* _Data extract_:
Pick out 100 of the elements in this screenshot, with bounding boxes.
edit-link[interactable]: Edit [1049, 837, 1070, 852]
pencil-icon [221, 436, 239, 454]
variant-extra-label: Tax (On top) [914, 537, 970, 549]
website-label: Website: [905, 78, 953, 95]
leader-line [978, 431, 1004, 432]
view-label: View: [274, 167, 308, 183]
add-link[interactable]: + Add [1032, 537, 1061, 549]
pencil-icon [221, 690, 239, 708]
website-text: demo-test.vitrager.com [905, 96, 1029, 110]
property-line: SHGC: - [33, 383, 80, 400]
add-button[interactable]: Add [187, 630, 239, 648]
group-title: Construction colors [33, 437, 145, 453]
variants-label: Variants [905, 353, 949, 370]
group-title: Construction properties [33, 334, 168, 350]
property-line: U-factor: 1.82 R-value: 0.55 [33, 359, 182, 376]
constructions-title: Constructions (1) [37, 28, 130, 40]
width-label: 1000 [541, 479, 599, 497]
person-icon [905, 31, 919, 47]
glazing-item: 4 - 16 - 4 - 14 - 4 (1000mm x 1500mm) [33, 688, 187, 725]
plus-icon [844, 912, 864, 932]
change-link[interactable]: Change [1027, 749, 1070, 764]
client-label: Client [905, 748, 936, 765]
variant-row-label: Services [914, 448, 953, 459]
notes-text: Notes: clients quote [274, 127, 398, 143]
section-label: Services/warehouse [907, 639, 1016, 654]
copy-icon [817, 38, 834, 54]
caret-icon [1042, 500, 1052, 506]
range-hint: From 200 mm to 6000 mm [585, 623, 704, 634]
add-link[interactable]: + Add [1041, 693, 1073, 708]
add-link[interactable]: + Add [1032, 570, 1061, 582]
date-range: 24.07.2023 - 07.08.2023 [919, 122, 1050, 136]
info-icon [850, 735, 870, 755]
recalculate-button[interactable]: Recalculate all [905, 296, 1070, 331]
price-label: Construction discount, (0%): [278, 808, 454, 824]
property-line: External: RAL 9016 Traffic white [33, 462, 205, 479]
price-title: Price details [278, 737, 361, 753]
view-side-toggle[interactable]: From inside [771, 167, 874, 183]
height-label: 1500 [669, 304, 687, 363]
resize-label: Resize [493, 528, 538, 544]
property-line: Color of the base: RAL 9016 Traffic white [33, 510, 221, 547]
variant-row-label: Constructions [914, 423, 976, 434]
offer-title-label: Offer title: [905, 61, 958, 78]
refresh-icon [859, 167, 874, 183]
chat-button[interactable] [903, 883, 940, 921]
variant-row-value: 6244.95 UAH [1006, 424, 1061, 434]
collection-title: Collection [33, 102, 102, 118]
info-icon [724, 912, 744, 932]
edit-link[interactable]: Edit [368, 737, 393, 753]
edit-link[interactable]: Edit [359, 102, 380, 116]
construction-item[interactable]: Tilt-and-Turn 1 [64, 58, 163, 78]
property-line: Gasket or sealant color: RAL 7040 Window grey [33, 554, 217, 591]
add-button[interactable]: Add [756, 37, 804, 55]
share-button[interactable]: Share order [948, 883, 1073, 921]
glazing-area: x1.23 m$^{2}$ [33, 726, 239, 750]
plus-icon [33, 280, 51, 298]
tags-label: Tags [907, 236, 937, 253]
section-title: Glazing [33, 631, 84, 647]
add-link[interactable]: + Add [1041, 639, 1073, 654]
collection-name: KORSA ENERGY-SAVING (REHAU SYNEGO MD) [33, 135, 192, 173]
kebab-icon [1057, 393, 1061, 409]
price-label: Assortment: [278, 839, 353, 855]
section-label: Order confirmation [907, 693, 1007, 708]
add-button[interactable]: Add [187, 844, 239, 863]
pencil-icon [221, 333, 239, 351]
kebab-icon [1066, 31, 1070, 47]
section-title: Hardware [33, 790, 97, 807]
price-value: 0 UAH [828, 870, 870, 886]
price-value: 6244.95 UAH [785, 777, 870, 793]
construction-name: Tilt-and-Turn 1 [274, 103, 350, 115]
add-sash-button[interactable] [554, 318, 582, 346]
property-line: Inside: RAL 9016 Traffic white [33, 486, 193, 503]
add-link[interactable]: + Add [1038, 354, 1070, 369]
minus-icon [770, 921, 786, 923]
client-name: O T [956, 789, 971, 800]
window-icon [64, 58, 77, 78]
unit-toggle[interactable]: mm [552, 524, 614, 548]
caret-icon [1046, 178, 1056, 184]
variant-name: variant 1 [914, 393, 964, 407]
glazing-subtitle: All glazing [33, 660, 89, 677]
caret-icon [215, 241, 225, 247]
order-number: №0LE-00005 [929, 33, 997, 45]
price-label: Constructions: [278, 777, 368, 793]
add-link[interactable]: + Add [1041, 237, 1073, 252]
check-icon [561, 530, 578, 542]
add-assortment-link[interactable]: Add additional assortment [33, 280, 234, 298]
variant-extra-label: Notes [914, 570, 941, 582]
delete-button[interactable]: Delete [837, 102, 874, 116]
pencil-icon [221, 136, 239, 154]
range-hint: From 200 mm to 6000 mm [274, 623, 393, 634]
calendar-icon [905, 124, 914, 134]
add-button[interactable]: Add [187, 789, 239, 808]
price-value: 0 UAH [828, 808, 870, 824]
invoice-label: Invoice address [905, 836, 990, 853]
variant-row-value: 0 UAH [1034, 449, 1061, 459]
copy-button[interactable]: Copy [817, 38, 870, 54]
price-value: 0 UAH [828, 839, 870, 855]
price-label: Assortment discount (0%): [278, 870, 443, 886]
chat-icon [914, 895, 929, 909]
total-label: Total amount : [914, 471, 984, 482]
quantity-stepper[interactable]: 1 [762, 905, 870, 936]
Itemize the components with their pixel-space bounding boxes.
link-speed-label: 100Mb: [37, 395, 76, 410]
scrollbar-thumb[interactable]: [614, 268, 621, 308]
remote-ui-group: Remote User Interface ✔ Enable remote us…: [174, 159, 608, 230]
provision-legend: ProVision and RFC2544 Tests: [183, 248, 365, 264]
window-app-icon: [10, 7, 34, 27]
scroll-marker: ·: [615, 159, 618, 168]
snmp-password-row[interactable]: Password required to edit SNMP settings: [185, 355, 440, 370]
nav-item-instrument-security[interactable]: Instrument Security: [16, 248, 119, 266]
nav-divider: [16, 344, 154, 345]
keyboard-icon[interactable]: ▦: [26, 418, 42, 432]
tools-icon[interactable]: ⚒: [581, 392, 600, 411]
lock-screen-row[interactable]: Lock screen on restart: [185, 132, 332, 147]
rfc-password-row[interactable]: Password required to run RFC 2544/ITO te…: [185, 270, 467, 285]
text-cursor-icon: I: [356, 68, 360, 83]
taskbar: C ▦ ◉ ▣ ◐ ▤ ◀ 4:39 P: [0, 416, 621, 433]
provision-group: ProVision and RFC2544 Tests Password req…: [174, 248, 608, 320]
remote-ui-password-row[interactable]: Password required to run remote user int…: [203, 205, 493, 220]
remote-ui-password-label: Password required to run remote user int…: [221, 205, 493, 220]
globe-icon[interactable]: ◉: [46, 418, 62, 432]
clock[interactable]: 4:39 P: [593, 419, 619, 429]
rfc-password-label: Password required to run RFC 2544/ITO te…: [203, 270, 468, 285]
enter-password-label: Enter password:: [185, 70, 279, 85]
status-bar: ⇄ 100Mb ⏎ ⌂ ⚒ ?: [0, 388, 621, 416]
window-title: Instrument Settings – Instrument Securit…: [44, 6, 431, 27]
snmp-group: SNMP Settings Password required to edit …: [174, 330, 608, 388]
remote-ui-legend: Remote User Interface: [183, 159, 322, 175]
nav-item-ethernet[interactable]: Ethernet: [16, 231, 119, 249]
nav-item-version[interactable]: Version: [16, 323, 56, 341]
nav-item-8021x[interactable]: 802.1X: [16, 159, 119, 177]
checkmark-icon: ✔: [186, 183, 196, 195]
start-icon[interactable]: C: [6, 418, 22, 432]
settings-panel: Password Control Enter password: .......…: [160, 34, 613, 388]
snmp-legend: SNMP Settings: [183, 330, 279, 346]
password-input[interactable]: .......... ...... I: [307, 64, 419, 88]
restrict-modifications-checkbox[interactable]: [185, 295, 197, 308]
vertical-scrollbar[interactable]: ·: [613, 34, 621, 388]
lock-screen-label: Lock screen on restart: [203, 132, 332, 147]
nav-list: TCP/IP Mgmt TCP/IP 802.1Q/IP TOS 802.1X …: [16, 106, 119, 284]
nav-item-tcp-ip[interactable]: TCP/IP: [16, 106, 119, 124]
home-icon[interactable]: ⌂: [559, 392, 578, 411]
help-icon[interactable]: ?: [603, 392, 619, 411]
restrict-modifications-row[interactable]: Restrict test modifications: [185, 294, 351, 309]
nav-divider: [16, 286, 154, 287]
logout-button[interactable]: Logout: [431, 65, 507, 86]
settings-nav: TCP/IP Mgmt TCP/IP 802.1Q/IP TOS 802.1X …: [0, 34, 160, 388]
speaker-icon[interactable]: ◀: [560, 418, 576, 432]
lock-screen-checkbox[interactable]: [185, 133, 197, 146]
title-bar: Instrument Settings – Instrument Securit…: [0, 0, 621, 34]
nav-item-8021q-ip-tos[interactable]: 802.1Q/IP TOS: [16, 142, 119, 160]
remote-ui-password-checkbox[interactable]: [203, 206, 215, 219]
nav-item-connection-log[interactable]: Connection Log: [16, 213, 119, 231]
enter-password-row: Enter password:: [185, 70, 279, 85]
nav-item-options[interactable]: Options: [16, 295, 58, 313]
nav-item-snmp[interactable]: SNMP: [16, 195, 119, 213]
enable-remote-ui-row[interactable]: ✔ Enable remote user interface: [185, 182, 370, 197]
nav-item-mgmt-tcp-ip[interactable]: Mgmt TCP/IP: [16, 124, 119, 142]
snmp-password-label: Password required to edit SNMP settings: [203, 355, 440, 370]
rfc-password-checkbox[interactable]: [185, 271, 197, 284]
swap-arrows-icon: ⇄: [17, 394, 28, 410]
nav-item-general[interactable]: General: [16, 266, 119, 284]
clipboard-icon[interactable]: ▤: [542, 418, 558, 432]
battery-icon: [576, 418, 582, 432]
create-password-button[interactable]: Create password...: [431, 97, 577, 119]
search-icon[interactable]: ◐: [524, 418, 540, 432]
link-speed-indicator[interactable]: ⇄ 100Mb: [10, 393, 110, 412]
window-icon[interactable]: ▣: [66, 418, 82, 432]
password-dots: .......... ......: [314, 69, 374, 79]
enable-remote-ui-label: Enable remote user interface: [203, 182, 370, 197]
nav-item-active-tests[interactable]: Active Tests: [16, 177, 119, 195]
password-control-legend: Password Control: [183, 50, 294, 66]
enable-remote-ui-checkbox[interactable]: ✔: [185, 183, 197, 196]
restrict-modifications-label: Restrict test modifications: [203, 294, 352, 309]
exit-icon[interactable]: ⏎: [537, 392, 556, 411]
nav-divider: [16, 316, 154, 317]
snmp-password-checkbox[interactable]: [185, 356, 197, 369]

* _Description of the task_:
Reproduce the records word for word, from their first line through the line that contains "leader-line [978, 431, 1004, 432]", with both of those lines included.

* _Reply_:
Pick out 100 of the elements in this screenshot, with bounding boxes.
edit-link[interactable]: Edit [1049, 837, 1070, 852]
pencil-icon [221, 436, 239, 454]
variant-extra-label: Tax (On top) [914, 537, 970, 549]
website-label: Website: [905, 78, 953, 95]
leader-line [978, 431, 1004, 432]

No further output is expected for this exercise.